* DATA SHOWN
----------

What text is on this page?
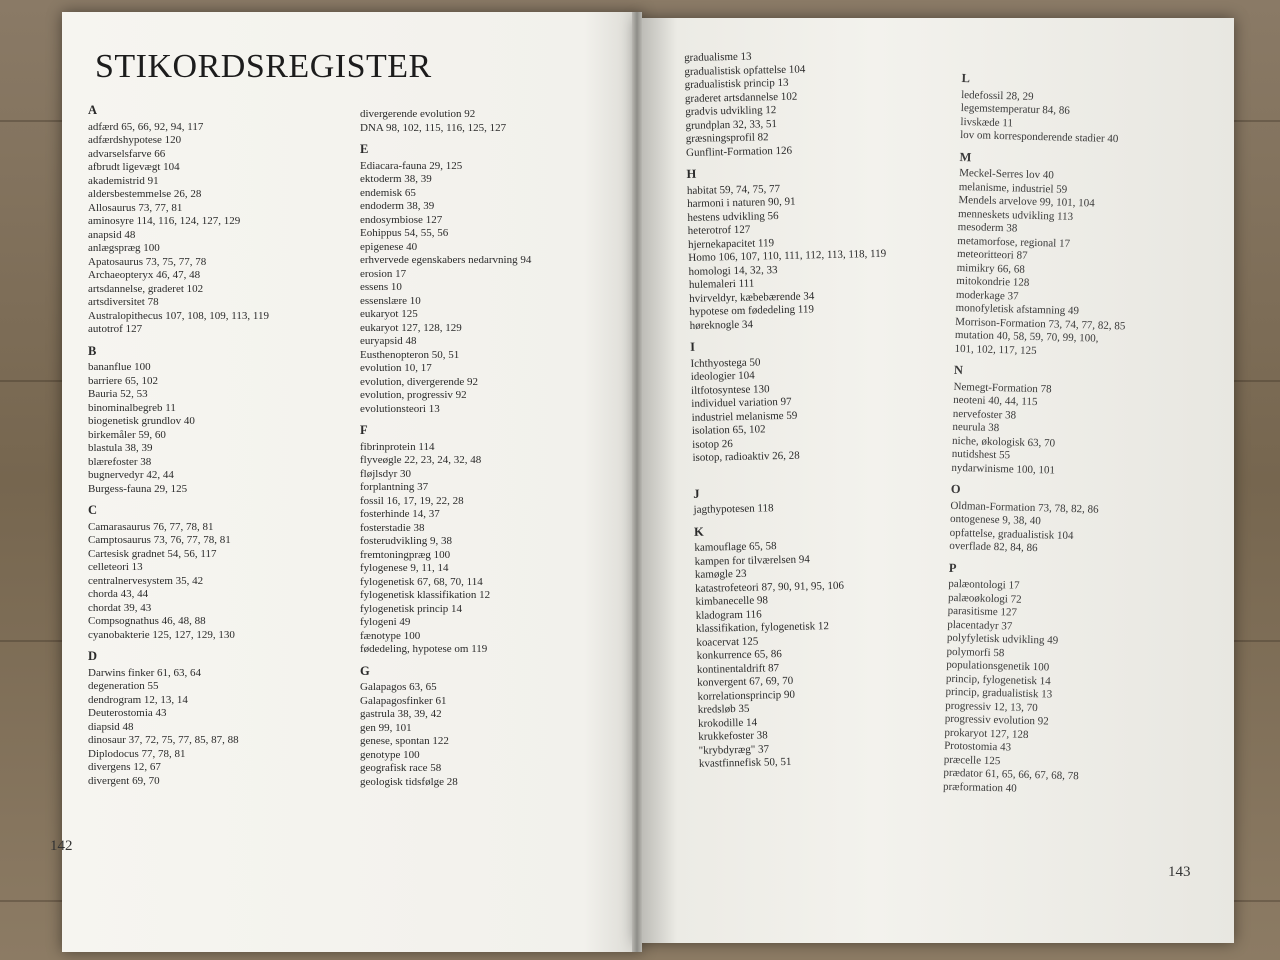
STIKORDSREGISTER
A
adfærd 65, 66, 92, 94, 117
adfærdshypotese 120
advarselsfarve 66
afbrudt ligevægt 104
akademistrid 91
aldersbestemmelse 26, 28
Allosaurus 73, 77, 81
aminosyre 114, 116, 124, 127, 129
anapsid 48
anlægspræg 100
Apatosaurus 73, 75, 77, 78
Archaeopteryx 46, 47, 48
artsdannelse, graderet 102
artsdiversitet 78
Australopithecus 107, 108, 109, 113, 119
autotrof 127
B
bananflue 100
barriere 65, 102
Bauria 52, 53
binominalbegreb 11
biogenetisk grundlov 40
birkemåler 59, 60
blastula 38, 39
blærefoster 38
bugnervedyr 42, 44
Burgess-fauna 29, 125
C
Camarasaurus 76, 77, 78, 81
Camptosaurus 73, 76, 77, 78, 81
Cartesisk gradnet 54, 56, 117
celleteori 13
centralnervesystem 35, 42
chorda 43, 44
chordat 39, 43
Compsognathus 46, 48, 88
cyanobakterie 125, 127, 129, 130
D
Darwins finker 61, 63, 64
degeneration 55
dendrogram 12, 13, 14
Deuterostomia 43
diapsid 48
dinosaur 37, 72, 75, 77, 85, 87, 88
Diplodocus 77, 78, 81
divergens 12, 67
divergent 69, 70
divergerende evolution 92
DNA 98, 102, 115, 116, 125, 127
E
Ediacara-fauna 29, 125
ektoderm 38, 39
endemisk 65
endoderm 38, 39
endosymbiose 127
Eohippus 54, 55, 56
epigenese 40
erhvervede egenskabers nedarvning 94
erosion 17
essens 10
essenslære 10
eukaryot 125
eukaryot 127, 128, 129
euryapsid 48
Eusthenopteron 50, 51
evolution 10, 17
evolution, divergerende 92
evolution, progressiv 92
evolutionsteori 13
F
fibrinprotein 114
flyveøgle 22, 23, 24, 32, 48
fløjlsdyr 30
forplantning 37
fossil 16, 17, 19, 22, 28
fosterhinde 14, 37
fosterstadie 38
fosterudvikling 9, 38
fremtoningpræg 100
fylogenese 9, 11, 14
fylogenetisk 67, 68, 70, 114
fylogenetisk klassifikation 12
fylogenetisk princip 14
fylogeni 49
fænotype 100
fødedeling, hypotese om 119
G
Galapagos 63, 65
Galapagosfinker 61
gastrula 38, 39, 42
gen 99, 101
genese, spontan 122
genotype 100
geografisk race 58
geologisk tidsfølge 28
142
gradualisme 13
gradualistisk opfattelse 104
gradualistisk princip 13
graderet artsdannelse 102
gradvis udvikling 12
grundplan 32, 33, 51
græsningsprofil 82
Gunflint-Formation 126
H
habitat 59, 74, 75, 77
harmoni i naturen 90, 91
hestens udvikling 56
heterotrof 127
hjernekapacitet 119
Homo 106, 107, 110, 111, 112, 113, 118, 119
homologi 14, 32, 33
hulemaleri 111
hvirveldyr, kæbebærende 34
hypotese om fødedeling 119
høreknogle 34
I
Ichthyostega 50
ideologier 104
iltfotosyntese 130
individuel variation 97
industriel melanisme 59
isolation 65, 102
isotop 26
isotop, radioaktiv 26, 28
J
jagthypotesen 118
K
kamouflage 65, 58
kampen for tilværelsen 94
kamøgle 23
katastrofeteori 87, 90, 91, 95, 106
kimbanecelle 98
kladogram 116
klassifikation, fylogenetisk 12
koacervat 125
konkurrence 65, 86
kontinentaldrift 87
konvergent 67, 69, 70
korrelationsprincip 90
kredsløb 35
krokodille 14
krukkefoster 38
"krybdyræg" 37
kvastfinnefisk 50, 51
L
ledefossil 28, 29
legemstemperatur 84, 86
livskæde 11
lov om korresponderende stadier 40
M
Meckel-Serres lov 40
melanisme, industriel 59
Mendels arvelove 99, 101, 104
menneskets udvikling 113
mesoderm 38
metamorfose, regional 17
meteoritteori 87
mimikry 66, 68
mitokondrie 128
moderkage 37
monofyletisk afstamning 49
Morrison-Formation 73, 74, 77, 82, 85
mutation 40, 58, 59, 70, 99, 100,
101, 102, 117, 125
N
Nemegt-Formation 78
neoteni 40, 44, 115
nervefoster 38
neurula 38
niche, økologisk 63, 70
nutidshest 55
nydarwinisme 100, 101
O
Oldman-Formation 73, 78, 82, 86
ontogenese 9, 38, 40
opfattelse, gradualistisk 104
overflade 82, 84, 86
P
palæontologi 17
palæoøkologi 72
parasitisme 127
placentadyr 37
polyfyletisk udvikling 49
polymorfi 58
populationsgenetik 100
princip, fylogenetisk 14
princip, gradualistisk 13
progressiv 12, 13, 70
progressiv evolution 92
prokaryot 127, 128
Protostomia 43
præcelle 125
prædator 61, 65, 66, 67, 68, 78
præformation 40
143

----------

* PROBLEM DESCRIPTION
The reply should consist of one number, the count of lines above with the string "fauna" in them.

* RESULT
2